======== Provided data

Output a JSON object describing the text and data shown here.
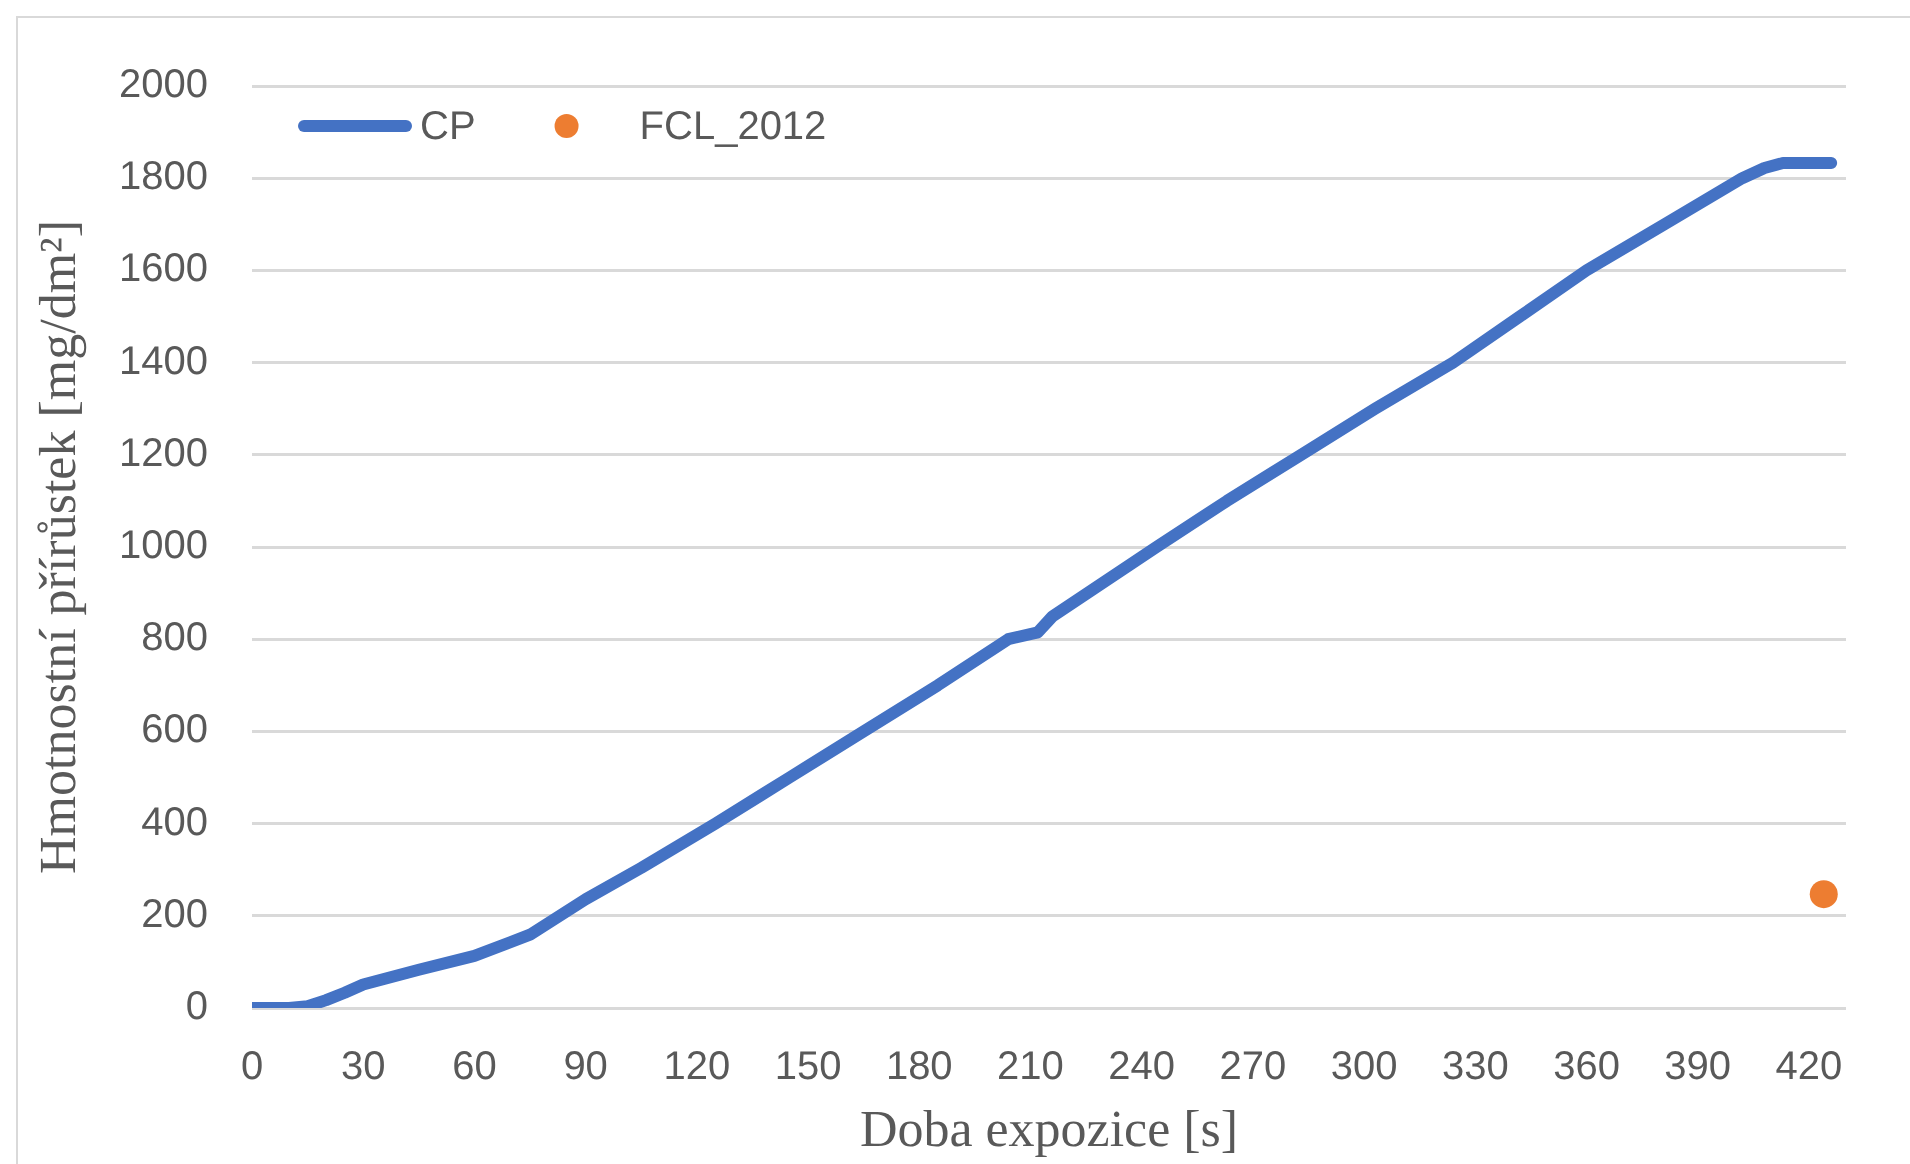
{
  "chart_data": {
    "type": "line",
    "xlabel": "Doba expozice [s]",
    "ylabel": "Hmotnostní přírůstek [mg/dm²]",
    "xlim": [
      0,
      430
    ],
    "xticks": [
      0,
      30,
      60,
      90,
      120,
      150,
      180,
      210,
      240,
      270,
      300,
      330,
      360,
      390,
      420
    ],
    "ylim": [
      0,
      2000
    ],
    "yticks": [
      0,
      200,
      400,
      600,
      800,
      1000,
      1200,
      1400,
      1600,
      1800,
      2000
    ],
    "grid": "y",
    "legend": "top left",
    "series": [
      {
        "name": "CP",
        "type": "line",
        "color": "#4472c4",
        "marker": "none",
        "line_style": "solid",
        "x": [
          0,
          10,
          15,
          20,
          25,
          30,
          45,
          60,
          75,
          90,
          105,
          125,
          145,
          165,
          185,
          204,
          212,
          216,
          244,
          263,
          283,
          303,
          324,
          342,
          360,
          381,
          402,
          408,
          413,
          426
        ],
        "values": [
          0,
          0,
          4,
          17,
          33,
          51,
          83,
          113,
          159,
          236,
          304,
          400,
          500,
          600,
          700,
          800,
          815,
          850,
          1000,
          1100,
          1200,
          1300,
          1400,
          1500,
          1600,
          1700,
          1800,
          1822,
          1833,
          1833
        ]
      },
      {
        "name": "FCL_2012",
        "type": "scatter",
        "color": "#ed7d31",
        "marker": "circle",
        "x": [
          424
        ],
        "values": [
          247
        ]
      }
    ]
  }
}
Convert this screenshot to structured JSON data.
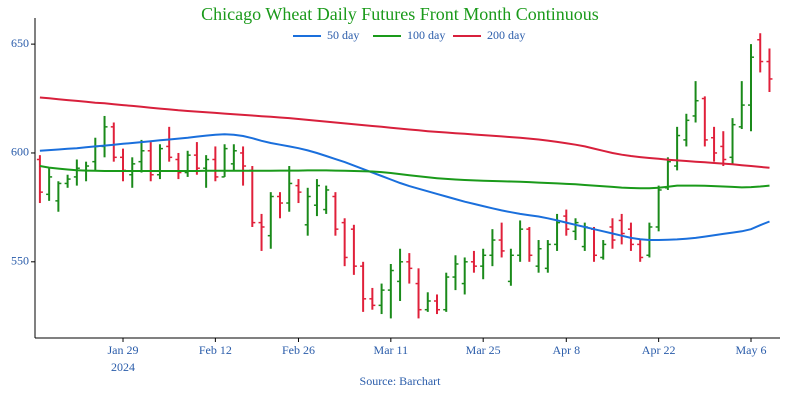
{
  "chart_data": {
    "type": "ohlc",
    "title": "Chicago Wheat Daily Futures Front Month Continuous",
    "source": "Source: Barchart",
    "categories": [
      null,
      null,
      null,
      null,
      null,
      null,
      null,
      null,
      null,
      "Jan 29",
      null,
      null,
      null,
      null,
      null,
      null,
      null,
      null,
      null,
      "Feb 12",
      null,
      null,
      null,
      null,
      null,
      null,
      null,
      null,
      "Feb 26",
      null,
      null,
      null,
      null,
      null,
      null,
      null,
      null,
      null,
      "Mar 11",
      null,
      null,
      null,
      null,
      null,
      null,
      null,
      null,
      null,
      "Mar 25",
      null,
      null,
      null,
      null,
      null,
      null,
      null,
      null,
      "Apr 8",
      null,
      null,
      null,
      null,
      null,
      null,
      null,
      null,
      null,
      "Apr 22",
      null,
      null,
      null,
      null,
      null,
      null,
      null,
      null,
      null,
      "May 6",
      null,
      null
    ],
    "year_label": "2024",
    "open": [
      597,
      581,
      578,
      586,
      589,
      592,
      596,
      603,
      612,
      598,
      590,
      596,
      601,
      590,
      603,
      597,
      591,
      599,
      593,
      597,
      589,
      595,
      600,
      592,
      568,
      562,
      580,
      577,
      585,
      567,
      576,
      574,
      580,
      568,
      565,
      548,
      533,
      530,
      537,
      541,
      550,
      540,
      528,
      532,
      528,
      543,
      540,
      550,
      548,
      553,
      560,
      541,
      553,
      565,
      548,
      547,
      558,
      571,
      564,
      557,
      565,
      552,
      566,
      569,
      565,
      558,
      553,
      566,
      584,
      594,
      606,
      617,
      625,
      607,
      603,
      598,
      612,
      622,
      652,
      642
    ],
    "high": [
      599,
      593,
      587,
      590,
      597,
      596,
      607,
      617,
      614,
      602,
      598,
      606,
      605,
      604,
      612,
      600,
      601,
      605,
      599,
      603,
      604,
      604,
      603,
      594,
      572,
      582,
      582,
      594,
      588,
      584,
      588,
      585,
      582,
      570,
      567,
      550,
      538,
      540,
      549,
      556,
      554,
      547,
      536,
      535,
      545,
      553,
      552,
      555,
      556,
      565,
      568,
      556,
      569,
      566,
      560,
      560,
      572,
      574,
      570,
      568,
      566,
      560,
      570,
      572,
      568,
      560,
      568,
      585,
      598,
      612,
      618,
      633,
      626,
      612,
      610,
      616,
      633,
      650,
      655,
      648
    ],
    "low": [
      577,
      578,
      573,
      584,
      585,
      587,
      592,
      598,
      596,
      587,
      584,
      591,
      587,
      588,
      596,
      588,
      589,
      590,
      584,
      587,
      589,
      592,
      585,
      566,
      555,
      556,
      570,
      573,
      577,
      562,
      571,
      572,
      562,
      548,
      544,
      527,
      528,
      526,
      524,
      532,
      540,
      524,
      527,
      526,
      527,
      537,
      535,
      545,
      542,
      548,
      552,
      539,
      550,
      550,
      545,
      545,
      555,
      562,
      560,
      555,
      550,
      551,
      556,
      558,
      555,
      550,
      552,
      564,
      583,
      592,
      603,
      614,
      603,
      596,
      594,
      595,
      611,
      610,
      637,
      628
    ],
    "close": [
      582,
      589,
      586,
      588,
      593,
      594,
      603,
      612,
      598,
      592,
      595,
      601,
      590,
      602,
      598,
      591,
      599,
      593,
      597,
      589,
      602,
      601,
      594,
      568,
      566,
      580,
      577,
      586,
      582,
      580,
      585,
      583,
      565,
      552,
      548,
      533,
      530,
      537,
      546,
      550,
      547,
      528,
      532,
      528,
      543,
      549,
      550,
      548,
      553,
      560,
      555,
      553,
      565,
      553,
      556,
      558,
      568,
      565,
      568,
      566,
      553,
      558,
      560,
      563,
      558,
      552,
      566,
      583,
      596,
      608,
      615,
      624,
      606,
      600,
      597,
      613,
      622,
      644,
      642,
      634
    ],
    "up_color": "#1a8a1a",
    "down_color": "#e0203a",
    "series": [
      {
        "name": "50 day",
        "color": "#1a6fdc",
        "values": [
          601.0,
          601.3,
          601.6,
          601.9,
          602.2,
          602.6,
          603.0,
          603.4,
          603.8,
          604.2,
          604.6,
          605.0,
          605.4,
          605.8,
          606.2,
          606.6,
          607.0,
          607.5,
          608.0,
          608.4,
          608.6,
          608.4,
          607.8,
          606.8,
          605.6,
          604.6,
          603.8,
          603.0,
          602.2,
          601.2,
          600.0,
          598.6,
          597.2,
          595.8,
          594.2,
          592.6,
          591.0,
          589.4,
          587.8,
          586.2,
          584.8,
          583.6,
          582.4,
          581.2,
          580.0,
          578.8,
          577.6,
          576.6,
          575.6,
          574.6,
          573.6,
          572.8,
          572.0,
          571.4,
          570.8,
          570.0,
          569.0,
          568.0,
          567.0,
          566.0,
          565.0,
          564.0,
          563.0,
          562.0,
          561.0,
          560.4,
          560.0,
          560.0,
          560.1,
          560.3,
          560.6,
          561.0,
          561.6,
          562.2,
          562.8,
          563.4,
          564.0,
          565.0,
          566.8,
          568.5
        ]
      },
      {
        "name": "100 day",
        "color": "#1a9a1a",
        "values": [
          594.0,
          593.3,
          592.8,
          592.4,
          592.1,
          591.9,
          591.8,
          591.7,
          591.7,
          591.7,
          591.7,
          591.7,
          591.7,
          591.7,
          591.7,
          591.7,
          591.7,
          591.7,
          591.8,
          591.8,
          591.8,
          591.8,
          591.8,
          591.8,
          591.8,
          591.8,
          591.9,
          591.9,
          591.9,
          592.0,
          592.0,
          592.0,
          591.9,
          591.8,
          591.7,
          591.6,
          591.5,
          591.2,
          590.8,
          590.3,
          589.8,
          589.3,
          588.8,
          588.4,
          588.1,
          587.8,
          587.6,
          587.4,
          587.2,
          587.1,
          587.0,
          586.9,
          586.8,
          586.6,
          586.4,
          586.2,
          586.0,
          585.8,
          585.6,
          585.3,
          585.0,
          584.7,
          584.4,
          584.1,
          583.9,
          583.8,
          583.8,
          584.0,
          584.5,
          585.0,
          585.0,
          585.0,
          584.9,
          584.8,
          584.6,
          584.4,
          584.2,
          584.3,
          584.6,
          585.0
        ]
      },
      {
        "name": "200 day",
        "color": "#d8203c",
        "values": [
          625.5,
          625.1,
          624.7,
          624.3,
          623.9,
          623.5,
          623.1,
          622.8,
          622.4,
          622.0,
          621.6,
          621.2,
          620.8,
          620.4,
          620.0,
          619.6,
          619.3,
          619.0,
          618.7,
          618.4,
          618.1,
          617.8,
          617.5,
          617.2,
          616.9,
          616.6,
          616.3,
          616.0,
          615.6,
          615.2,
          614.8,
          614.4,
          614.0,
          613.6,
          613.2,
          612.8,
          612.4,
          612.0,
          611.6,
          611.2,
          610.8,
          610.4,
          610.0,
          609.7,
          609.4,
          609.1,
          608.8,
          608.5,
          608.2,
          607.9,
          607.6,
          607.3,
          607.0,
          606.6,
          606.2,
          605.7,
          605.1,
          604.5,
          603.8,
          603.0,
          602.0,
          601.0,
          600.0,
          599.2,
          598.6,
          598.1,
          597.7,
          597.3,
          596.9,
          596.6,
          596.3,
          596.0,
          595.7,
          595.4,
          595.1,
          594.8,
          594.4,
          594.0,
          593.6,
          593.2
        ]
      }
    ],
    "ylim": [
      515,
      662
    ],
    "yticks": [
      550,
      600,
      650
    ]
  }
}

================

What needs to be done
Select every line in the records above that contains the word "type".

Output below
    "type": "line",
        "type": "line",
        "type": "scatter",
    "type": "ohlc",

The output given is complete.